● **Request**: Your task is to repeat all of the data exactly while excluding the pictures.

Stored dataset items
_ _ _ _ _

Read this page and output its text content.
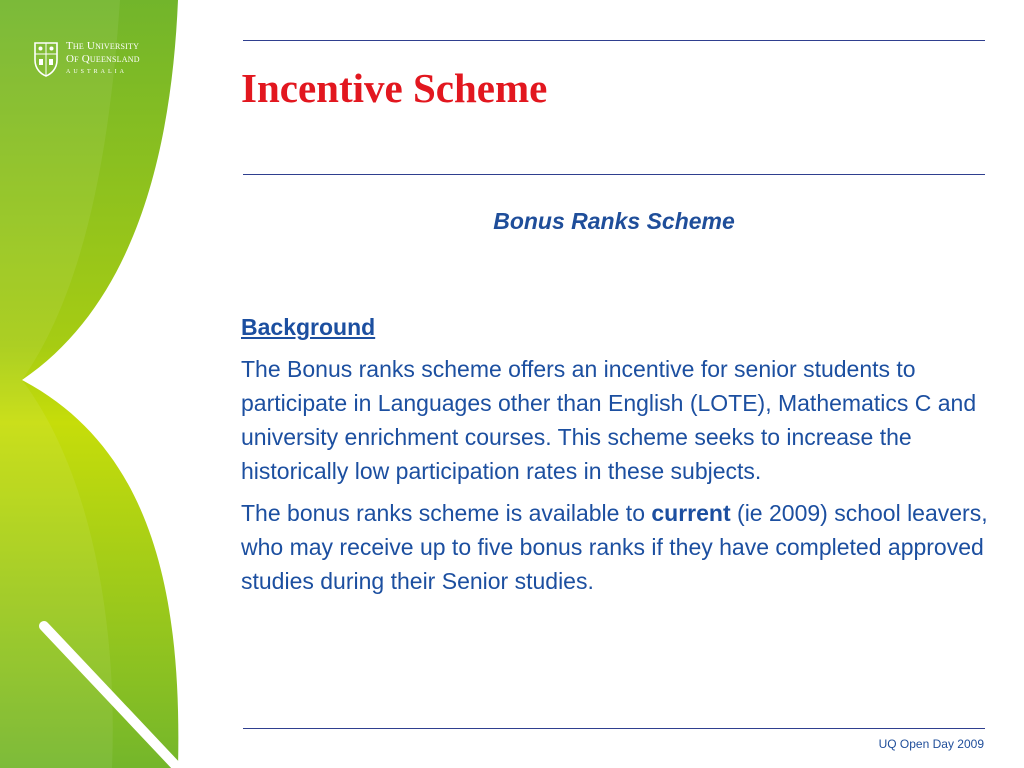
The University
Of Queensland
AUSTRALIA	Incentive Scheme

Bonus Ranks Scheme

Background

The Bonus ranks scheme offers an incentive for senior students to participate in Languages other than English (LOTE), Mathematics C and university enrichment courses. This scheme seeks to increase the historically low participation rates in these subjects.

The bonus ranks scheme is available to current (ie 2009) school leavers, who may receive up to five bonus ranks if they have completed approved studies during their Senior studies.

UQ Open Day 2009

_ _ _ _ _

● **Answer in full**:
Read this page and output its text content.
The University
Of Queensland
AUSTRALIA	Incentive Scheme

Bonus Ranks Scheme

Background

The Bonus ranks scheme offers an incentive for senior students to participate in Languages other than English (LOTE), Mathematics C and university enrichment courses. This scheme seeks to increase the historically low participation rates in these subjects.

The bonus ranks scheme is available to current (ie 2009) school leavers, who may receive up to five bonus ranks if they have completed approved studies during their Senior studies.

UQ Open Day 2009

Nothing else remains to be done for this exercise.